Aim of the exercise - Go through the entries and transcribe each one exactly, dropping the pictures.

+ + + + +

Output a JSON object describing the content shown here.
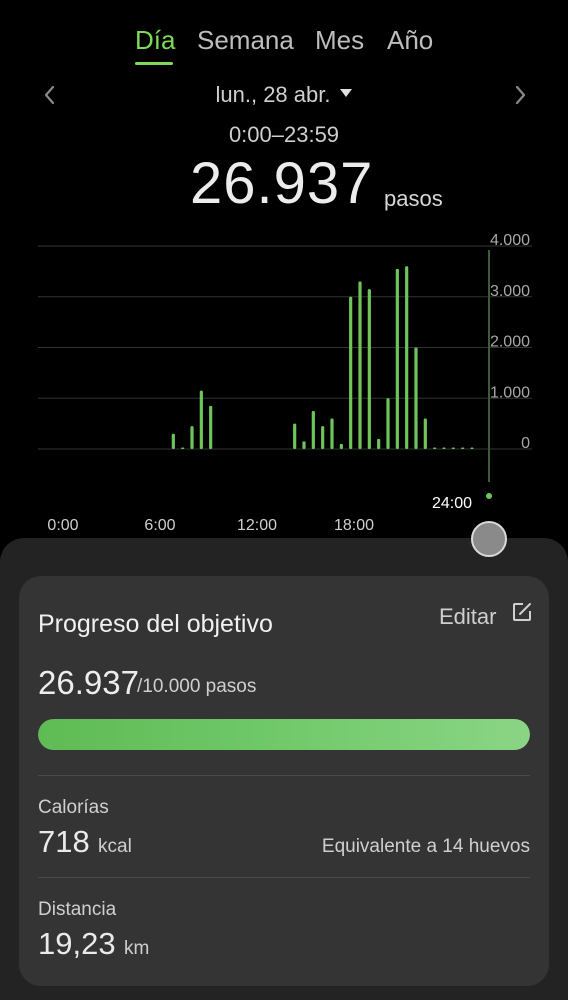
{
  "tabs": [
    {
      "label": "Día",
      "active": true
    },
    {
      "label": "Semana",
      "active": false
    },
    {
      "label": "Mes",
      "active": false
    },
    {
      "label": "Año",
      "active": false
    }
  ],
  "date": {
    "label": "lun., 28 abr.",
    "time_range": "0:00–23:59"
  },
  "steps": {
    "total": "26.937",
    "unit": "pasos"
  },
  "chart_data": {
    "type": "bar",
    "y_ticks": [
      "4.000",
      "3.000",
      "2.000",
      "1.000",
      "0"
    ],
    "ylim": [
      0,
      4000
    ],
    "x_ticks": [
      "0:00",
      "6:00",
      "12:00",
      "18:00"
    ],
    "cursor_label": "24:00",
    "grid": true,
    "series": [
      {
        "x_hours": [
          7.25,
          7.75,
          8.25,
          8.75,
          9.25,
          13.75,
          14.25,
          14.75,
          15.25,
          15.75,
          16.25,
          16.75,
          17.25,
          17.75,
          18.25,
          18.75,
          19.25,
          19.75,
          20.25,
          20.75,
          21.25,
          21.75,
          22.25,
          22.75,
          23.25
        ],
        "values": [
          300,
          30,
          450,
          1150,
          850,
          500,
          150,
          750,
          450,
          600,
          100,
          3000,
          3300,
          3150,
          200,
          1000,
          3550,
          3600,
          2000,
          600,
          30,
          20,
          10,
          30,
          30
        ],
        "color": "#6ec45a"
      }
    ]
  },
  "goal_card": {
    "title": "Progreso del objetivo",
    "edit_label": "Editar",
    "current": "26.937",
    "goal_text": "/10.000 pasos",
    "progress_fraction": 1.0,
    "calories_label": "Calorías",
    "calories_value": "718",
    "calories_unit": "kcal",
    "calories_equivalent": "Equivalente a 14 huevos",
    "distance_label": "Distancia",
    "distance_value": "19,23",
    "distance_unit": "km"
  },
  "colors": {
    "accent": "#7ed957",
    "bar": "#6ec45a",
    "background": "#000000",
    "card": "#343434"
  }
}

+ + + + +

Result of the exercise -
Output a JSON object describing the content shown here.
{
  "tabs": [
    {
      "label": "Día",
      "active": true
    },
    {
      "label": "Semana",
      "active": false
    },
    {
      "label": "Mes",
      "active": false
    },
    {
      "label": "Año",
      "active": false
    }
  ],
  "date": {
    "label": "lun., 28 abr.",
    "time_range": "0:00–23:59"
  },
  "steps": {
    "total": "26.937",
    "unit": "pasos"
  },
  "chart_data": {
    "type": "bar",
    "y_ticks": [
      "4.000",
      "3.000",
      "2.000",
      "1.000",
      "0"
    ],
    "ylim": [
      0,
      4000
    ],
    "x_ticks": [
      "0:00",
      "6:00",
      "12:00",
      "18:00"
    ],
    "cursor_label": "24:00",
    "grid": true,
    "series": [
      {
        "x_hours": [
          7.25,
          7.75,
          8.25,
          8.75,
          9.25,
          13.75,
          14.25,
          14.75,
          15.25,
          15.75,
          16.25,
          16.75,
          17.25,
          17.75,
          18.25,
          18.75,
          19.25,
          19.75,
          20.25,
          20.75,
          21.25,
          21.75,
          22.25,
          22.75,
          23.25
        ],
        "values": [
          300,
          30,
          450,
          1150,
          850,
          500,
          150,
          750,
          450,
          600,
          100,
          3000,
          3300,
          3150,
          200,
          1000,
          3550,
          3600,
          2000,
          600,
          30,
          20,
          10,
          30,
          30
        ],
        "color": "#6ec45a"
      }
    ]
  },
  "goal_card": {
    "title": "Progreso del objetivo",
    "edit_label": "Editar",
    "current": "26.937",
    "goal_text": "/10.000 pasos",
    "progress_fraction": 1.0,
    "calories_label": "Calorías",
    "calories_value": "718",
    "calories_unit": "kcal",
    "calories_equivalent": "Equivalente a 14 huevos",
    "distance_label": "Distancia",
    "distance_value": "19,23",
    "distance_unit": "km"
  },
  "colors": {
    "accent": "#7ed957",
    "bar": "#6ec45a",
    "background": "#000000",
    "card": "#343434"
  }
}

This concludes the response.